* Begin *
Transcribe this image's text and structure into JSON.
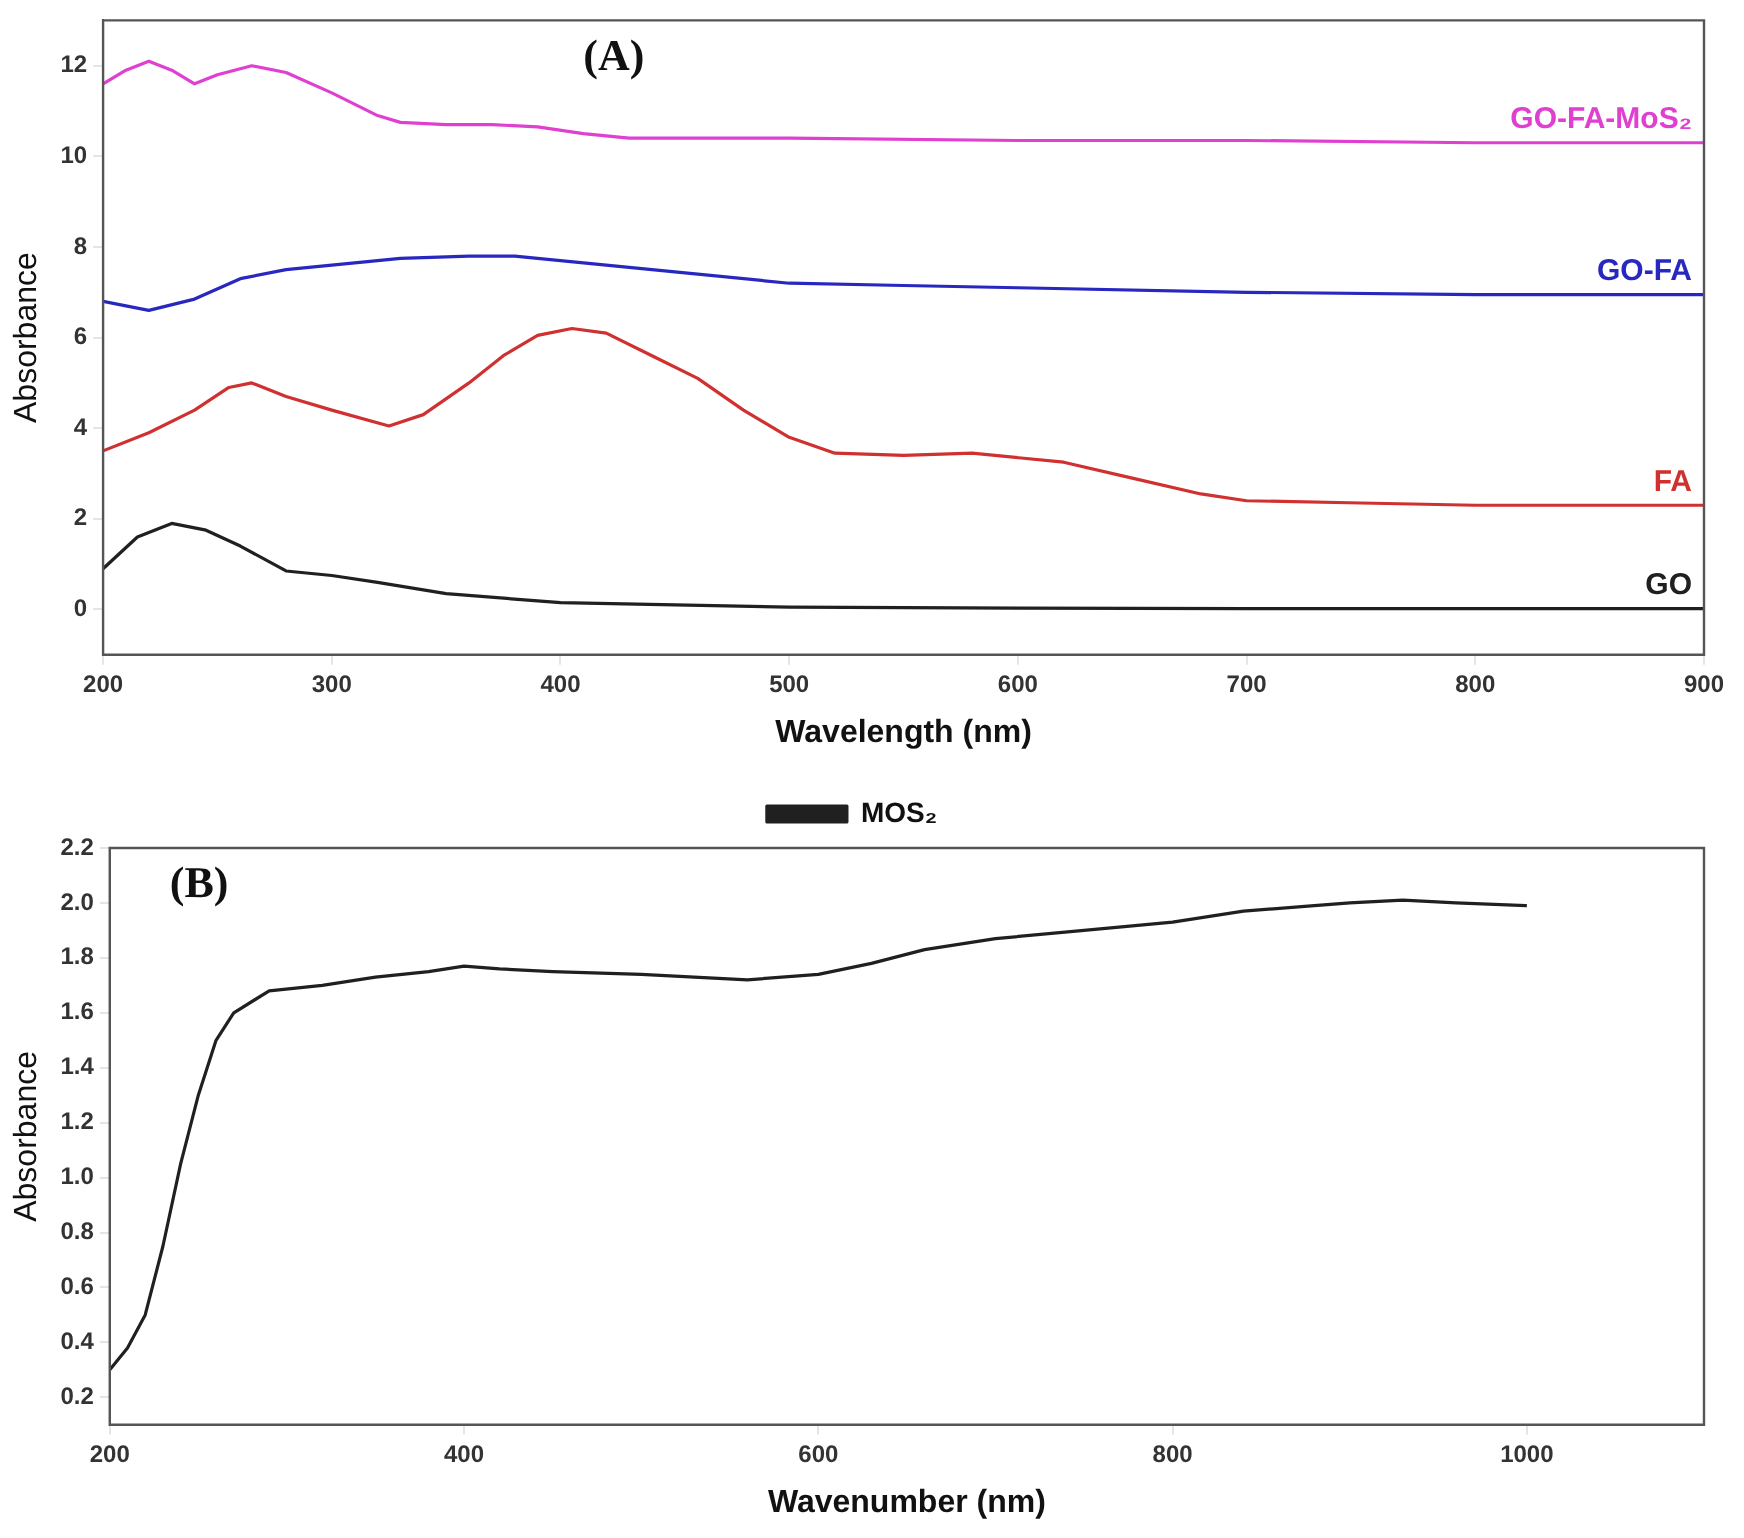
{
  "chart_data": [
    {
      "type": "line",
      "title": "(A)",
      "xlabel": "Wavelength (nm)",
      "ylabel": "Absorbance",
      "xlim": [
        200,
        900
      ],
      "xticks": [
        200,
        300,
        400,
        500,
        600,
        700,
        800,
        900
      ],
      "ylim": [
        -1,
        13
      ],
      "yticks": [
        0,
        2,
        4,
        6,
        8,
        10,
        12
      ],
      "grid": false,
      "legend": false,
      "marker": "none",
      "line_style": "solid",
      "series": [
        {
          "name": "GO-FA-MoS₂",
          "color": "#e040d0",
          "x": [
            200,
            210,
            220,
            230,
            240,
            250,
            265,
            280,
            300,
            320,
            330,
            350,
            370,
            390,
            410,
            430,
            500,
            600,
            700,
            800,
            900
          ],
          "values": [
            11.6,
            11.9,
            12.1,
            11.9,
            11.6,
            11.8,
            12.0,
            11.85,
            11.4,
            10.9,
            10.75,
            10.7,
            10.7,
            10.65,
            10.5,
            10.4,
            10.4,
            10.35,
            10.35,
            10.3,
            10.3
          ]
        },
        {
          "name": "GO-FA",
          "color": "#2828c0",
          "x": [
            200,
            210,
            220,
            240,
            260,
            280,
            300,
            330,
            360,
            380,
            400,
            450,
            500,
            550,
            600,
            700,
            800,
            900
          ],
          "values": [
            6.8,
            6.7,
            6.6,
            6.85,
            7.3,
            7.5,
            7.6,
            7.75,
            7.8,
            7.8,
            7.7,
            7.45,
            7.2,
            7.15,
            7.1,
            7.0,
            6.95,
            6.95
          ]
        },
        {
          "name": "FA",
          "color": "#d03030",
          "x": [
            200,
            220,
            240,
            255,
            265,
            280,
            300,
            325,
            340,
            360,
            375,
            390,
            405,
            420,
            440,
            460,
            480,
            500,
            520,
            550,
            580,
            620,
            650,
            680,
            700,
            750,
            800,
            900
          ],
          "values": [
            3.5,
            3.9,
            4.4,
            4.9,
            5.0,
            4.7,
            4.4,
            4.05,
            4.3,
            5.0,
            5.6,
            6.05,
            6.2,
            6.1,
            5.6,
            5.1,
            4.4,
            3.8,
            3.45,
            3.4,
            3.45,
            3.25,
            2.9,
            2.55,
            2.4,
            2.35,
            2.3,
            2.3
          ]
        },
        {
          "name": "GO",
          "color": "#202020",
          "x": [
            200,
            215,
            230,
            245,
            260,
            280,
            300,
            320,
            350,
            400,
            450,
            500,
            600,
            700,
            900
          ],
          "values": [
            0.9,
            1.6,
            1.9,
            1.75,
            1.4,
            0.85,
            0.75,
            0.6,
            0.35,
            0.15,
            0.1,
            0.05,
            0.03,
            0.02,
            0.02
          ]
        }
      ]
    },
    {
      "type": "line",
      "title": "(B)",
      "xlabel": "Wavenumber (nm)",
      "ylabel": "Absorbance",
      "xlim": [
        200,
        1100
      ],
      "xticks": [
        200,
        400,
        600,
        800,
        1000
      ],
      "ylim": [
        0.1,
        2.2
      ],
      "yticks": [
        0.2,
        0.4,
        0.6,
        0.8,
        {
          "value": 1,
          "label": "1.0"
        },
        1.2,
        1.4,
        1.6,
        1.8,
        {
          "value": 2,
          "label": "2.0"
        },
        2.2
      ],
      "grid": false,
      "legend": "top",
      "marker": "none",
      "line_style": "solid",
      "series": [
        {
          "name": "MOS₂",
          "color": "#202020",
          "x": [
            200,
            210,
            220,
            230,
            240,
            250,
            260,
            270,
            290,
            320,
            350,
            380,
            400,
            420,
            450,
            500,
            560,
            600,
            630,
            660,
            700,
            750,
            800,
            840,
            880,
            900,
            930,
            960,
            1000
          ],
          "values": [
            0.3,
            0.38,
            0.5,
            0.75,
            1.05,
            1.3,
            1.5,
            1.6,
            1.68,
            1.7,
            1.73,
            1.75,
            1.77,
            1.76,
            1.75,
            1.74,
            1.72,
            1.74,
            1.78,
            1.83,
            1.87,
            1.9,
            1.93,
            1.97,
            1.99,
            2.0,
            2.01,
            2.0,
            1.99
          ]
        }
      ]
    }
  ]
}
* End *
What needs to be done: Extract the full listing exactly, with the pictures left out.

Worked solution:
Transcribe this image's text and structure into JSON.
{
  "chart_data": [
    {
      "type": "line",
      "title": "(A)",
      "xlabel": "Wavelength (nm)",
      "ylabel": "Absorbance",
      "xlim": [
        200,
        900
      ],
      "xticks": [
        200,
        300,
        400,
        500,
        600,
        700,
        800,
        900
      ],
      "ylim": [
        -1,
        13
      ],
      "yticks": [
        0,
        2,
        4,
        6,
        8,
        10,
        12
      ],
      "grid": false,
      "legend": false,
      "marker": "none",
      "line_style": "solid",
      "series": [
        {
          "name": "GO-FA-MoS₂",
          "color": "#e040d0",
          "x": [
            200,
            210,
            220,
            230,
            240,
            250,
            265,
            280,
            300,
            320,
            330,
            350,
            370,
            390,
            410,
            430,
            500,
            600,
            700,
            800,
            900
          ],
          "values": [
            11.6,
            11.9,
            12.1,
            11.9,
            11.6,
            11.8,
            12.0,
            11.85,
            11.4,
            10.9,
            10.75,
            10.7,
            10.7,
            10.65,
            10.5,
            10.4,
            10.4,
            10.35,
            10.35,
            10.3,
            10.3
          ]
        },
        {
          "name": "GO-FA",
          "color": "#2828c0",
          "x": [
            200,
            210,
            220,
            240,
            260,
            280,
            300,
            330,
            360,
            380,
            400,
            450,
            500,
            550,
            600,
            700,
            800,
            900
          ],
          "values": [
            6.8,
            6.7,
            6.6,
            6.85,
            7.3,
            7.5,
            7.6,
            7.75,
            7.8,
            7.8,
            7.7,
            7.45,
            7.2,
            7.15,
            7.1,
            7.0,
            6.95,
            6.95
          ]
        },
        {
          "name": "FA",
          "color": "#d03030",
          "x": [
            200,
            220,
            240,
            255,
            265,
            280,
            300,
            325,
            340,
            360,
            375,
            390,
            405,
            420,
            440,
            460,
            480,
            500,
            520,
            550,
            580,
            620,
            650,
            680,
            700,
            750,
            800,
            900
          ],
          "values": [
            3.5,
            3.9,
            4.4,
            4.9,
            5.0,
            4.7,
            4.4,
            4.05,
            4.3,
            5.0,
            5.6,
            6.05,
            6.2,
            6.1,
            5.6,
            5.1,
            4.4,
            3.8,
            3.45,
            3.4,
            3.45,
            3.25,
            2.9,
            2.55,
            2.4,
            2.35,
            2.3,
            2.3
          ]
        },
        {
          "name": "GO",
          "color": "#202020",
          "x": [
            200,
            215,
            230,
            245,
            260,
            280,
            300,
            320,
            350,
            400,
            450,
            500,
            600,
            700,
            900
          ],
          "values": [
            0.9,
            1.6,
            1.9,
            1.75,
            1.4,
            0.85,
            0.75,
            0.6,
            0.35,
            0.15,
            0.1,
            0.05,
            0.03,
            0.02,
            0.02
          ]
        }
      ]
    },
    {
      "type": "line",
      "title": "(B)",
      "xlabel": "Wavenumber (nm)",
      "ylabel": "Absorbance",
      "xlim": [
        200,
        1100
      ],
      "xticks": [
        200,
        400,
        600,
        800,
        1000
      ],
      "ylim": [
        0.1,
        2.2
      ],
      "yticks": [
        0.2,
        0.4,
        0.6,
        0.8,
        {
          "value": 1,
          "label": "1.0"
        },
        1.2,
        1.4,
        1.6,
        1.8,
        {
          "value": 2,
          "label": "2.0"
        },
        2.2
      ],
      "grid": false,
      "legend": "top",
      "marker": "none",
      "line_style": "solid",
      "series": [
        {
          "name": "MOS₂",
          "color": "#202020",
          "x": [
            200,
            210,
            220,
            230,
            240,
            250,
            260,
            270,
            290,
            320,
            350,
            380,
            400,
            420,
            450,
            500,
            560,
            600,
            630,
            660,
            700,
            750,
            800,
            840,
            880,
            900,
            930,
            960,
            1000
          ],
          "values": [
            0.3,
            0.38,
            0.5,
            0.75,
            1.05,
            1.3,
            1.5,
            1.6,
            1.68,
            1.7,
            1.73,
            1.75,
            1.77,
            1.76,
            1.75,
            1.74,
            1.72,
            1.74,
            1.78,
            1.83,
            1.87,
            1.9,
            1.93,
            1.97,
            1.99,
            2.0,
            2.01,
            2.0,
            1.99
          ]
        }
      ]
    }
  ]
}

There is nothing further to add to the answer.